--- Your objective ---
Your task is to output the listing word for word, with pictures excluded.

===== Supplied data

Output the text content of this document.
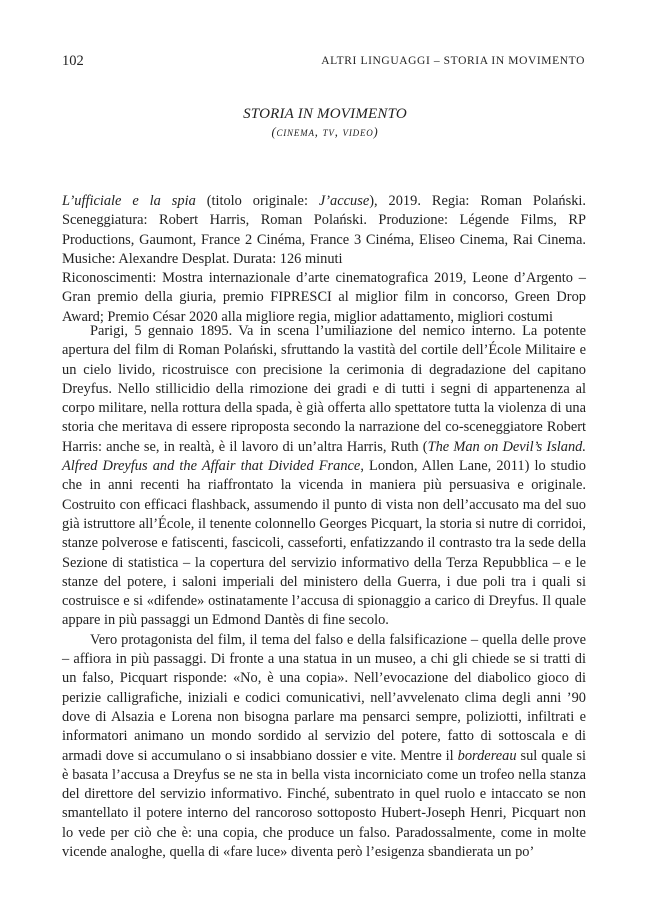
102	ALTRI LINGUAGGI – STORIA IN MOVIMENTO
STORIA IN MOVIMENTO
(cinema, tv, video)

L’ufficiale e la spia (titolo originale: J’accuse), 2019. Regia: Roman Polański. Sceneggiatura: Robert Harris, Roman Polański. Produzione: Légende Films, RP Productions, Gaumont, France 2 Cinéma, France 3 Cinéma, Eliseo Cinema, Rai Cinema. Musiche: Alexandre Desplat. Durata: 126 minuti

Riconoscimenti: Mostra internazionale d’arte cinematografica 2019, Leone d’Argento – Gran premio della giuria, premio FIPRESCI al miglior film in concorso, Green Drop Award; Premio César 2020 alla migliore regia, miglior adattamento, migliori costumi

Parigi, 5 gennaio 1895. Va in scena l’umiliazione del nemico interno. La potente apertura del film di Roman Polański, sfruttando la vastità del cortile dell’École Militaire e un cielo livido, ricostruisce con precisione la cerimonia di degradazione del capitano Dreyfus. Nello stillicidio della rimozione dei gradi e di tutti i segni di appartenenza al corpo militare, nella rottura della spada, è già offerta allo spettatore tutta la violenza di una storia che meritava di essere riproposta secondo la narrazione del co-sceneggiatore Robert Harris: anche se, in realtà, è il lavoro di un’altra Harris, Ruth (The Man on Devil’s Island. Alfred Dreyfus and the Affair that Divided France, London, Allen Lane, 2011) lo studio che in anni recenti ha riaffrontato la vicenda in maniera più persuasiva e originale. Costruito con efficaci flashback, assumendo il punto di vista non dell’accusato ma del suo già istruttore all’École, il tenente colonnello Georges Picquart, la storia si nutre di corridoi, stanze polverose e fatiscenti, fascicoli, casseforti, enfatizzando il contrasto tra la sede della Sezione di statistica – la copertura del servizio informativo della Terza Repubblica – e le stanze del potere, i saloni imperiali del ministero della Guerra, i due poli tra i quali si costruisce e si «difende» ostinatamente l’accusa di spionaggio a carico di Dreyfus. Il quale appare in più passaggi un Edmond Dantès di fine secolo.

Vero protagonista del film, il tema del falso e della falsificazione – quella delle prove – affiora in più passaggi. Di fronte a una statua in un museo, a chi gli chiede se si tratti di un falso, Picquart risponde: «No, è una copia». Nell’evocazione del diabolico gioco di perizie calligrafiche, iniziali e codici comunicativi, nell’avvelenato clima degli anni ’90 dove di Alsazia e Lorena non bisogna parlare ma pensarci sempre, poliziotti, infiltrati e informatori animano un mondo sordido al servizio del potere, fatto di sottoscala e di armadi dove si accumulano o si insabbiano dossier e vite. Mentre il bordereau sul quale si è basata l’accusa a Dreyfus se ne sta in bella vista incorniciato come un trofeo nella stanza del direttore del servizio informativo. Finché, subentrato in quel ruolo e intaccato se non smantellato il potere interno del rancoroso sottoposto Hubert-Joseph Henri, Picquart non lo vede per ciò che è: una copia, che produce un falso. Paradossalmente, come in molte vicende analoghe, quella di «fare luce» diventa però l’esigenza sbandierata un po’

==========

--- Solution for this exercise ---
Output the text content of this document.
102	ALTRI LINGUAGGI – STORIA IN MOVIMENTO
STORIA IN MOVIMENTO
(cinema, tv, video)

L’ufficiale e la spia (titolo originale: J’accuse), 2019. Regia: Roman Polański. Sceneggiatura: Robert Harris, Roman Polański. Produzione: Légende Films, RP Productions, Gaumont, France 2 Cinéma, France 3 Cinéma, Eliseo Cinema, Rai Cinema. Musiche: Alexandre Desplat. Durata: 126 minuti

Riconoscimenti: Mostra internazionale d’arte cinematografica 2019, Leone d’Argento – Gran premio della giuria, premio FIPRESCI al miglior film in concorso, Green Drop Award; Premio César 2020 alla migliore regia, miglior adattamento, migliori costumi

Parigi, 5 gennaio 1895. Va in scena l’umiliazione del nemico interno. La potente apertura del film di Roman Polański, sfruttando la vastità del cortile dell’École Militaire e un cielo livido, ricostruisce con precisione la cerimonia di degradazione del capitano Dreyfus. Nello stillicidio della rimozione dei gradi e di tutti i segni di appartenenza al corpo militare, nella rottura della spada, è già offerta allo spettatore tutta la violenza di una storia che meritava di essere riproposta secondo la narrazione del co-sceneggiatore Robert Harris: anche se, in realtà, è il lavoro di un’altra Harris, Ruth (The Man on Devil’s Island. Alfred Dreyfus and the Affair that Divided France, London, Allen Lane, 2011) lo studio che in anni recenti ha riaffrontato la vicenda in maniera più persuasiva e originale. Costruito con efficaci flashback, assumendo il punto di vista non dell’accusato ma del suo già istruttore all’École, il tenente colonnello Georges Picquart, la storia si nutre di corridoi, stanze polverose e fatiscenti, fascicoli, casseforti, enfatizzando il contrasto tra la sede della Sezione di statistica – la copertura del servizio informativo della Terza Repubblica – e le stanze del potere, i saloni imperiali del ministero della Guerra, i due poli tra i quali si costruisce e si «difende» ostinatamente l’accusa di spionaggio a carico di Dreyfus. Il quale appare in più passaggi un Edmond Dantès di fine secolo.

Vero protagonista del film, il tema del falso e della falsificazione – quella delle prove – affiora in più passaggi. Di fronte a una statua in un museo, a chi gli chiede se si tratti di un falso, Picquart risponde: «No, è una copia». Nell’evocazione del diabolico gioco di perizie calligrafiche, iniziali e codici comunicativi, nell’avvelenato clima degli anni ’90 dove di Alsazia e Lorena non bisogna parlare ma pensarci sempre, poliziotti, infiltrati e informatori animano un mondo sordido al servizio del potere, fatto di sottoscala e di armadi dove si accumulano o si insabbiano dossier e vite. Mentre il bordereau sul quale si è basata l’accusa a Dreyfus se ne sta in bella vista incorniciato come un trofeo nella stanza del direttore del servizio informativo. Finché, subentrato in quel ruolo e intaccato se non smantellato il potere interno del rancoroso sottoposto Hubert-Joseph Henri, Picquart non lo vede per ciò che è: una copia, che produce un falso. Paradossalmente, come in molte vicende analoghe, quella di «fare luce» diventa però l’esigenza sbandierata un po’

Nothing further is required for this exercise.